Excerpts from a figure dataset:

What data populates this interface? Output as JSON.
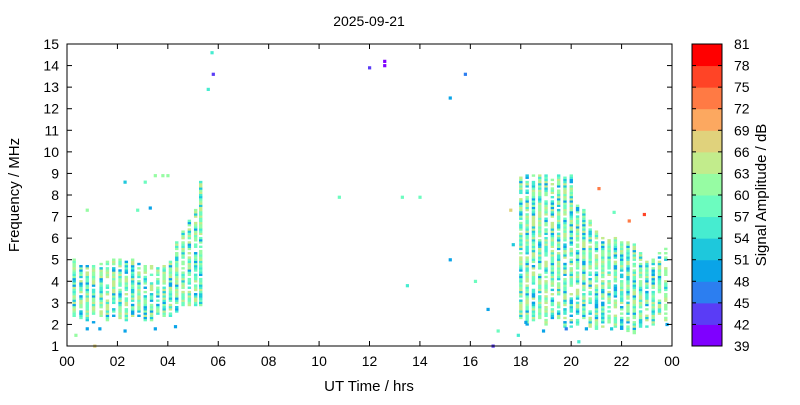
{
  "chart_data": {
    "type": "scatter",
    "title": "2025-09-21",
    "xlabel": "UT Time / hrs",
    "ylabel": "Frequency / MHz",
    "xlim": [
      0,
      24
    ],
    "ylim": [
      1,
      15
    ],
    "xticks": [
      "00",
      "02",
      "04",
      "06",
      "08",
      "10",
      "12",
      "14",
      "16",
      "18",
      "20",
      "22",
      "00"
    ],
    "yticks": [
      "1",
      "2",
      "3",
      "4",
      "5",
      "6",
      "7",
      "8",
      "9",
      "10",
      "11",
      "12",
      "13",
      "14",
      "15"
    ],
    "grid": false,
    "colorbar": {
      "label": "Signal Amplitude / dB",
      "ticks": [
        "39",
        "42",
        "45",
        "48",
        "51",
        "54",
        "57",
        "60",
        "63",
        "66",
        "69",
        "72",
        "75",
        "78",
        "81"
      ],
      "range": [
        39,
        81
      ],
      "colors": [
        "#7f00ff",
        "#5a3cf6",
        "#2c7ef0",
        "#0aa4e8",
        "#1ec8dc",
        "#46ecd0",
        "#6cfcbf",
        "#96fca3",
        "#c2ec8c",
        "#e0d27c",
        "#fca860",
        "#ff7a44",
        "#ff4426",
        "#ff0000"
      ]
    },
    "band_columns_note_amplitude_range": [
      48,
      72
    ],
    "band_columns": [
      [
        0.28,
        2.3,
        5.0
      ],
      [
        0.55,
        2.3,
        4.8
      ],
      [
        0.8,
        2.2,
        4.7
      ],
      [
        1.05,
        2.1,
        4.8
      ],
      [
        1.35,
        2.4,
        4.8
      ],
      [
        1.6,
        2.2,
        4.9
      ],
      [
        1.85,
        2.4,
        5.0
      ],
      [
        2.1,
        2.3,
        5.0
      ],
      [
        2.35,
        2.2,
        4.9
      ],
      [
        2.6,
        2.4,
        5.0
      ],
      [
        2.85,
        2.3,
        4.8
      ],
      [
        3.1,
        2.2,
        4.7
      ],
      [
        3.35,
        2.2,
        4.7
      ],
      [
        3.6,
        2.5,
        4.6
      ],
      [
        3.85,
        2.4,
        4.8
      ],
      [
        4.1,
        2.4,
        4.9
      ],
      [
        4.35,
        2.6,
        5.9
      ],
      [
        4.6,
        2.9,
        6.3
      ],
      [
        4.85,
        2.9,
        6.8
      ],
      [
        5.1,
        2.9,
        7.3
      ],
      [
        5.3,
        2.9,
        8.6
      ],
      [
        18.0,
        2.3,
        8.9
      ],
      [
        18.25,
        2.0,
        8.9
      ],
      [
        18.5,
        2.1,
        8.9
      ],
      [
        18.75,
        2.3,
        8.9
      ],
      [
        19.0,
        2.0,
        8.9
      ],
      [
        19.25,
        2.3,
        8.8
      ],
      [
        19.5,
        2.3,
        8.9
      ],
      [
        19.75,
        1.9,
        8.9
      ],
      [
        20.0,
        1.9,
        8.9
      ],
      [
        20.25,
        2.0,
        7.5
      ],
      [
        20.5,
        2.3,
        7.3
      ],
      [
        20.75,
        1.9,
        6.8
      ],
      [
        21.0,
        1.8,
        6.3
      ],
      [
        21.25,
        1.9,
        6.1
      ],
      [
        21.5,
        1.9,
        6.0
      ],
      [
        21.75,
        1.9,
        6.0
      ],
      [
        22.0,
        1.8,
        5.8
      ],
      [
        22.25,
        1.7,
        5.8
      ],
      [
        22.5,
        1.6,
        5.8
      ],
      [
        22.75,
        1.9,
        5.3
      ],
      [
        23.0,
        1.9,
        5.0
      ],
      [
        23.25,
        2.0,
        5.1
      ],
      [
        23.5,
        2.4,
        5.3
      ],
      [
        23.75,
        2.2,
        5.5
      ]
    ],
    "points": [
      [
        0.8,
        7.3,
        62
      ],
      [
        2.3,
        8.6,
        51
      ],
      [
        2.8,
        7.3,
        57
      ],
      [
        3.1,
        8.6,
        57
      ],
      [
        3.3,
        7.4,
        48
      ],
      [
        3.5,
        8.9,
        60
      ],
      [
        3.8,
        8.9,
        60
      ],
      [
        4.0,
        8.9,
        60
      ],
      [
        5.6,
        12.9,
        54
      ],
      [
        5.75,
        14.6,
        54
      ],
      [
        5.8,
        13.6,
        42
      ],
      [
        12.0,
        13.9,
        42
      ],
      [
        12.6,
        14.2,
        39
      ],
      [
        12.6,
        14.0,
        39
      ],
      [
        15.2,
        12.5,
        48
      ],
      [
        15.8,
        13.6,
        45
      ],
      [
        10.8,
        7.9,
        57
      ],
      [
        13.3,
        7.9,
        57
      ],
      [
        14.0,
        7.9,
        57
      ],
      [
        13.5,
        3.8,
        54
      ],
      [
        15.2,
        5.0,
        48
      ],
      [
        16.2,
        4.0,
        57
      ],
      [
        16.7,
        2.7,
        48
      ],
      [
        17.1,
        1.7,
        57
      ],
      [
        16.9,
        1.0,
        42
      ],
      [
        17.6,
        7.3,
        66
      ],
      [
        17.7,
        5.7,
        51
      ],
      [
        17.9,
        1.5,
        54
      ],
      [
        21.1,
        8.3,
        72
      ],
      [
        22.3,
        6.8,
        72
      ],
      [
        22.9,
        7.1,
        75
      ],
      [
        21.7,
        7.2,
        57
      ],
      [
        1.1,
        1.0,
        66
      ],
      [
        0.35,
        1.5,
        60
      ],
      [
        0.8,
        1.8,
        48
      ],
      [
        1.3,
        1.8,
        48
      ],
      [
        2.3,
        1.7,
        48
      ],
      [
        3.5,
        1.8,
        48
      ],
      [
        4.3,
        1.9,
        48
      ],
      [
        18.2,
        2.1,
        48
      ],
      [
        18.9,
        1.7,
        48
      ],
      [
        19.8,
        1.8,
        45
      ],
      [
        20.6,
        1.8,
        48
      ],
      [
        21.6,
        1.8,
        51
      ],
      [
        23.8,
        2.0,
        48
      ],
      [
        20.3,
        1.2,
        54
      ]
    ]
  }
}
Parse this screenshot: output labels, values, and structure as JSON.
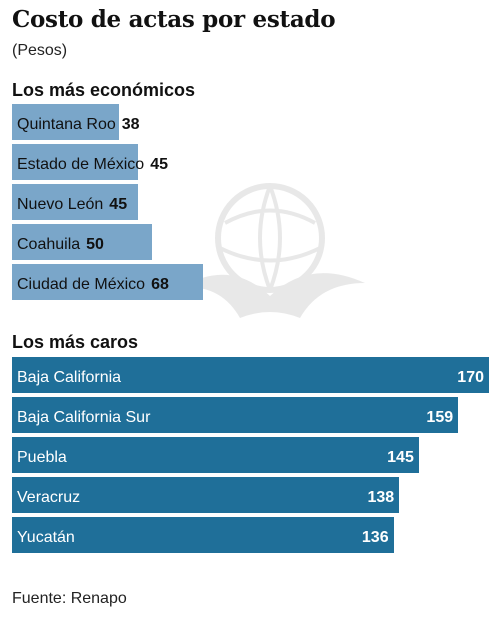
{
  "title": "Costo de actas por estado",
  "subtitle": "(Pesos)",
  "source": "Fuente: Renapo",
  "colors": {
    "cheap_bar": "#7aa6c9",
    "expensive_bar": "#1f6f99"
  },
  "chart_data": [
    {
      "type": "bar",
      "orientation": "horizontal",
      "title": "Los más económicos",
      "categories": [
        "Quintana Roo",
        "Estado de México",
        "Nuevo León",
        "Coahuila",
        "Ciudad de México"
      ],
      "values": [
        38,
        45,
        45,
        50,
        68
      ]
    },
    {
      "type": "bar",
      "orientation": "horizontal",
      "title": "Los más caros",
      "categories": [
        "Baja California",
        "Baja California Sur",
        "Puebla",
        "Veracruz",
        "Yucatán"
      ],
      "values": [
        170,
        159,
        145,
        138,
        136
      ]
    }
  ]
}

→ **YOUR OBJECTIVE**
Quote, without alteration, the lines running from the line containing "Parse this screenshot: output" to the last line of the entries, and include no pictures.

→ **SOLUTION**
Parse this screenshot: output labels, values, and structure as JSON.
{
  "title": "Costo de actas por estado",
  "subtitle": "(Pesos)",
  "source": "Fuente: Renapo",
  "colors": {
    "cheap_bar": "#7aa6c9",
    "expensive_bar": "#1f6f99"
  },
  "chart_data": [
    {
      "type": "bar",
      "orientation": "horizontal",
      "title": "Los más económicos",
      "categories": [
        "Quintana Roo",
        "Estado de México",
        "Nuevo León",
        "Coahuila",
        "Ciudad de México"
      ],
      "values": [
        38,
        45,
        45,
        50,
        68
      ]
    },
    {
      "type": "bar",
      "orientation": "horizontal",
      "title": "Los más caros",
      "categories": [
        "Baja California",
        "Baja California Sur",
        "Puebla",
        "Veracruz",
        "Yucatán"
      ],
      "values": [
        170,
        159,
        145,
        138,
        136
      ]
    }
  ]
}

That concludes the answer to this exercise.